_Available data_:
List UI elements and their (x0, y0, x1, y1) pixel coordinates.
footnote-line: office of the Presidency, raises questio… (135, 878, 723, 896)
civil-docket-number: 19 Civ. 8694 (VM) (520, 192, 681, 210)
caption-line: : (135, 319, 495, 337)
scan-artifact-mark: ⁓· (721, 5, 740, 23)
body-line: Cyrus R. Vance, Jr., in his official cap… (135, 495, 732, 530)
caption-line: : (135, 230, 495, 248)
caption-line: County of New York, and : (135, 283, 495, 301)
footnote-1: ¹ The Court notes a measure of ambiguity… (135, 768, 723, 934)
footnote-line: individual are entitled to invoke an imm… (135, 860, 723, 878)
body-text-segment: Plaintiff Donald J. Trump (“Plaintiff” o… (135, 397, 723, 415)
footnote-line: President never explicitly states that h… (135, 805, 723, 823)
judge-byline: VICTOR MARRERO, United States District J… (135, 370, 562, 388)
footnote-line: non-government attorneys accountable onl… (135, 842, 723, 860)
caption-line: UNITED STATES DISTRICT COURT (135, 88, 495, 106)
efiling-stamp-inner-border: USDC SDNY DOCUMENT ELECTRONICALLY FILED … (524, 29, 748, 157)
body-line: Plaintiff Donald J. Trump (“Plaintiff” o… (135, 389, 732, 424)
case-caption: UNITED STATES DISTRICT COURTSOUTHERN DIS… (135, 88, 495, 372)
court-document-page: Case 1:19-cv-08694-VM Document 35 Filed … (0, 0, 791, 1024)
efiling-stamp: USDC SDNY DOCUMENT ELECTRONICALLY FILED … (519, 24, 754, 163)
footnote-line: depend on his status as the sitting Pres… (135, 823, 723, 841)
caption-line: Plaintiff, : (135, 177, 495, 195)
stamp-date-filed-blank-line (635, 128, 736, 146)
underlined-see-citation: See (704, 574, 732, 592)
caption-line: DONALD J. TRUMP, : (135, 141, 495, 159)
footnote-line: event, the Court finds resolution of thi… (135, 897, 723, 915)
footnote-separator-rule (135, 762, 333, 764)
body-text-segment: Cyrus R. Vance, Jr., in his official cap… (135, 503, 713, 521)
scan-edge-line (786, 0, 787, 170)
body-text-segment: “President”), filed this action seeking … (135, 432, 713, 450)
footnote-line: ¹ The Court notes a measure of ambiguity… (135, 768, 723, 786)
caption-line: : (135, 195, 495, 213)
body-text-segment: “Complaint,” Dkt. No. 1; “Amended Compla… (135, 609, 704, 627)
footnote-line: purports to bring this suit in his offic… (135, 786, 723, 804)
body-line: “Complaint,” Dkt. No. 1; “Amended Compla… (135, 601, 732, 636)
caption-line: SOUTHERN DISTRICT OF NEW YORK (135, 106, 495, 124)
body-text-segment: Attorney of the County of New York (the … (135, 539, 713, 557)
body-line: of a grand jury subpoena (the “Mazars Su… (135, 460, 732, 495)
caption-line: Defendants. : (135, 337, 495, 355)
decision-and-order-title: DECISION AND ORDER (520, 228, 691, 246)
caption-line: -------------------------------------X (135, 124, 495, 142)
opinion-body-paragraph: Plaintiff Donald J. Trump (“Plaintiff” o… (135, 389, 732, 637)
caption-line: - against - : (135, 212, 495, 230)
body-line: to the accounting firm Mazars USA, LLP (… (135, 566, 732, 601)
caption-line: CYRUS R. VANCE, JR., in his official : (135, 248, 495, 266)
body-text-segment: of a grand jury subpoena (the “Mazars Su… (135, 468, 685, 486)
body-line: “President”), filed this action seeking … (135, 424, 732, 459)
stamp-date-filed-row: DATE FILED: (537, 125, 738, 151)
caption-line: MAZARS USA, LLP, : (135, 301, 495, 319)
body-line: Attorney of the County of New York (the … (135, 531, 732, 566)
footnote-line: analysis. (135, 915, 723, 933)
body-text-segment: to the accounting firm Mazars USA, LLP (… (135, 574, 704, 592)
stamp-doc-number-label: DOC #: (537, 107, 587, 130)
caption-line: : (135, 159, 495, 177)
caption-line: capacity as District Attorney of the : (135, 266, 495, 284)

_Task directions_: Output the lines of the entries above as a Markdown table with the columns Row and Entry Line. Number each line in the Row column and omit blank lines.

_Final result_:
| Row | Entry Line |
|---|---|
| 1 | List UI elements and their (x0, y0, x1, y1) pixel coordinates. |
| 2 | footnote-line: office of the Presidency, raises questio… (135, 878, 723, 896) |
| 3 | civil-docket-number: 19 Civ. 8694 (VM) (520, 192, 681, 210) |
| 4 | caption-line: : (135, 319, 495, 337) |
| 5 | scan-artifact-mark: ⁓· (721, 5, 740, 23) |
| 6 | body-line: Cyrus R. Vance, Jr., in his official cap… (135, 495, 732, 530) |
| 7 | caption-line: : (135, 230, 495, 248) |
| 8 | caption-line: County of New York, and : (135, 283, 495, 301) |
| 9 | footnote-1: ¹ The Court notes a measure of ambiguity… (135, 768, 723, 934) |
| 10 | footnote-line: individual are entitled to invoke an imm… (135, 860, 723, 878) |
| 11 | body-text-segment: Plaintiff Donald J. Trump (“Plaintiff” o… (135, 397, 723, 415) |
| 12 | footnote-line: President never explicitly states that h… (135, 805, 723, 823) |
| 13 | judge-byline: VICTOR MARRERO, United States District J… (135, 370, 562, 388) |
| 14 | footnote-line: non-government attorneys accountable onl… (135, 842, 723, 860) |
| 15 | caption-line: UNITED STATES DISTRICT COURT (135, 88, 495, 106) |
| 16 | efiling-stamp-inner-border: USDC SDNY DOCUMENT ELECTRONICALLY FILED … (524, 29, 748, 157) |
| 17 | body-line: Plaintiff Donald J. Trump (“Plaintiff” o… (135, 389, 732, 424) |
| 18 | case-caption: UNITED STATES DISTRICT COURTSOUTHERN DIS… (135, 88, 495, 372) |
| 19 | court-document-page: Case 1:19-cv-08694-VM Document 35 Filed … (0, 0, 791, 1024) |
| 20 | efiling-stamp: USDC SDNY DOCUMENT ELECTRONICALLY FILED … (519, 24, 754, 163) |
| 21 | footnote-line: depend on his status as the sitting Pres… (135, 823, 723, 841) |
| 22 | caption-line: Plaintiff, : (135, 177, 495, 195) |
| 23 | stamp-date-filed-blank-line (635, 128, 736, 146) |
| 24 | underlined-see-citation: See (704, 574, 732, 592) |
| 25 | caption-line: DONALD J. TRUMP, : (135, 141, 495, 159) |
| 26 | footnote-line: event, the Court finds resolution of thi… (135, 897, 723, 915) |
| 27 | footnote-separator-rule (135, 762, 333, 764) |
| 28 | body-text-segment: Cyrus R. Vance, Jr., in his official cap… (135, 503, 713, 521) |
| 29 | scan-edge-line (786, 0, 787, 170) |
| 30 | body-text-segment: “President”), filed this action seeking … (135, 432, 713, 450) |
| 31 | footnote-line: ¹ The Court notes a measure of ambiguity… (135, 768, 723, 786) |
| 32 | caption-line: : (135, 195, 495, 213) |
| 33 | body-text-segment: “Complaint,” Dkt. No. 1; “Amended Compla… (135, 609, 704, 627) |
| 34 | footnote-line: purports to bring this suit in his offic… (135, 786, 723, 804) |
| 35 | body-line: “Complaint,” Dkt. No. 1; “Amended Compla… (135, 601, 732, 636) |
| 36 | caption-line: SOUTHERN DISTRICT OF NEW YORK (135, 106, 495, 124) |
| 37 | body-text-segment: Attorney of the County of New York (the … (135, 539, 713, 557) |
| 38 | body-line: of a grand jury subpoena (the “Mazars Su… (135, 460, 732, 495) |
| 39 | caption-line: Defendants. : (135, 337, 495, 355) |
| 40 | decision-and-order-title: DECISION AND ORDER (520, 228, 691, 246) |
| 41 | caption-line: -------------------------------------X (135, 124, 495, 142) |
| 42 | opinion-body-paragraph: Plaintiff Donald J. Trump (“Plaintiff” o… (135, 389, 732, 637) |
| 43 | caption-line: - against - : (135, 212, 495, 230) |
| 44 | body-line: to the accounting firm Mazars USA, LLP (… (135, 566, 732, 601) |
| 45 | caption-line: CYRUS R. VANCE, JR., in his official : (135, 248, 495, 266) |
| 46 | body-text-segment: of a grand jury subpoena (the “Mazars Su… (135, 468, 685, 486) |
| 47 | body-line: “President”), filed this action seeking … (135, 424, 732, 459) |
| 48 | stamp-date-filed-row: DATE FILED: (537, 125, 738, 151) |
| 49 | caption-line: MAZARS USA, LLP, : (135, 301, 495, 319) |
| 50 | body-line: Attorney of the County of New York (the … (135, 531, 732, 566) |
| 51 | footnote-line: analysis. (135, 915, 723, 933) |
| 52 | body-text-segment: to the accounting firm Mazars USA, LLP (… (135, 574, 704, 592) |
| 53 | stamp-doc-number-label: DOC #: (537, 107, 587, 130) |
| 54 | caption-line: : (135, 159, 495, 177) |
| 55 | caption-line: capacity as District Attorney of the : (135, 266, 495, 284) |